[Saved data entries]
<<<<

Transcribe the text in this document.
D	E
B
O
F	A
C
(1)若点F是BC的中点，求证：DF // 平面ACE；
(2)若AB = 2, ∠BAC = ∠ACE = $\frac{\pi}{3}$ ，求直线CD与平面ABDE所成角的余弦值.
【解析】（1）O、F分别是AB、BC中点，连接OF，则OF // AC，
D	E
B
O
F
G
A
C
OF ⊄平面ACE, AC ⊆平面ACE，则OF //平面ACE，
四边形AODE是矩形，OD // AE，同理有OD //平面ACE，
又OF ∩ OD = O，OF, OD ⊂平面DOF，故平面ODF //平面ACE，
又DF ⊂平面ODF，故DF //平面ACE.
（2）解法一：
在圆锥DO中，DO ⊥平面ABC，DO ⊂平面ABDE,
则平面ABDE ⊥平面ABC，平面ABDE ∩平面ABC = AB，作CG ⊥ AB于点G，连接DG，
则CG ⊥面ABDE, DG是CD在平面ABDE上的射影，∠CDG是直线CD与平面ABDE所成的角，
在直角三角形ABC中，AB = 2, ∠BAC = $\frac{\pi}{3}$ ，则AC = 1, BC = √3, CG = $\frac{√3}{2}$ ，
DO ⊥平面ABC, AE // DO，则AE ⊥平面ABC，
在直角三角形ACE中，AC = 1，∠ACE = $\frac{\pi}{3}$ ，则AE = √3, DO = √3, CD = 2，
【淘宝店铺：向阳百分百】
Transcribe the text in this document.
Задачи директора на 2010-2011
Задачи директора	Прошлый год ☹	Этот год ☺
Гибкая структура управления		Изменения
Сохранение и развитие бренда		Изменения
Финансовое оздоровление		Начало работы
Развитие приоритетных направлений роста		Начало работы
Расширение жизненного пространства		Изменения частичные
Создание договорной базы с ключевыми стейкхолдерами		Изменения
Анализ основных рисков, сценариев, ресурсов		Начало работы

>>>>

[WHAT IS BEING ASKED] Show all lines from the records above where the word "директора" occurs.

[TASK ANSWER]
Задачи директора на 2010-2011
Задачи директора	Прошлый год ☹	Этот год ☺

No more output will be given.